## Data for this task

-- Start --

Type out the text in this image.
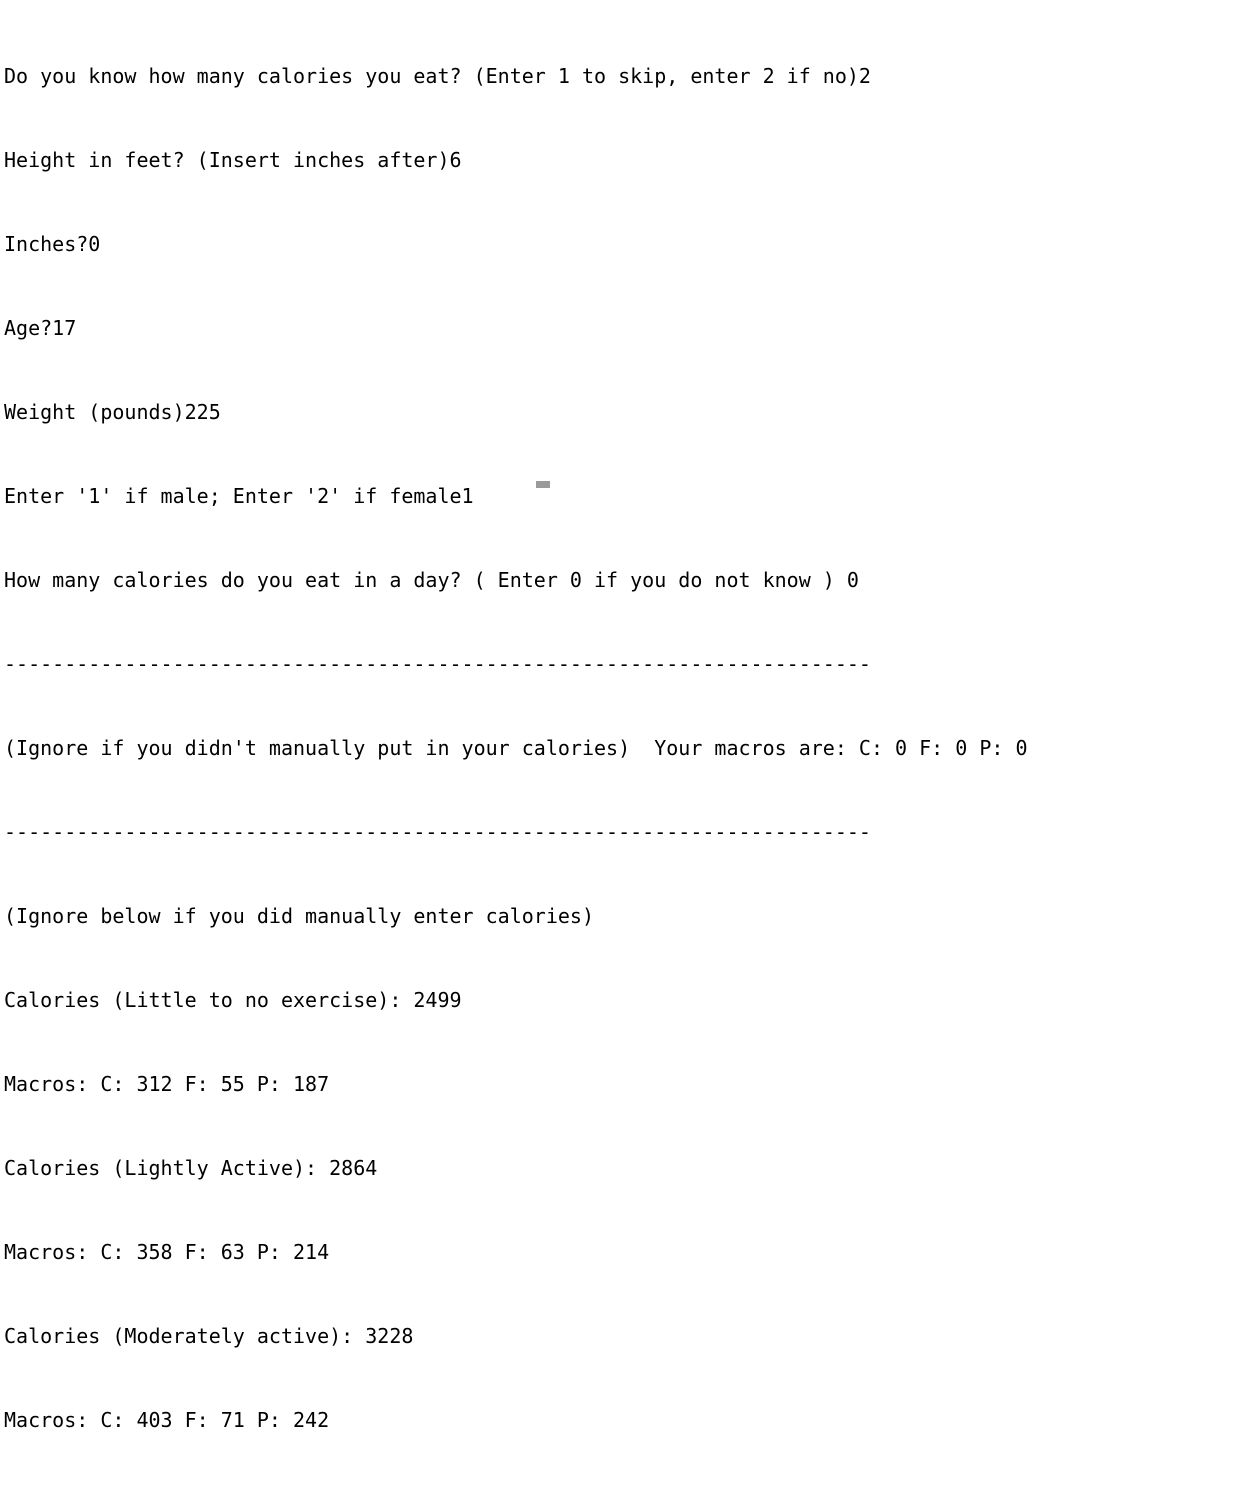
Do you know how many calories you eat? (Enter 1 to skip, enter 2 if no)2

Height in feet? (Insert inches after)6

Inches?0

Age?17

Weight (pounds)225

Enter '1' if male; Enter '2' if female1

How many calories do you eat in a day? ( Enter 0 if you do not know ) 0

------------------------------------------------------------------------

(Ignore if you didn't manually put in your calories)  Your macros are: C: 0 F: 0 P: 0

------------------------------------------------------------------------

(Ignore below if you did manually enter calories)

Calories (Little to no exercise): 2499

Macros: C: 312 F: 55 P: 187

Calories (Lightly Active): 2864

Macros: C: 358 F: 63 P: 214

Calories (Moderately active): 3228

Macros: C: 403 F: 71 P: 242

-- End --

## Set problem
Search the data above for the word "know", then gather each line in which it appears.

## Right answer
Do you know how many calories you eat? (Enter 1 to skip, enter 2 if no)2
How many calories do you eat in a day? ( Enter 0 if you do not know ) 0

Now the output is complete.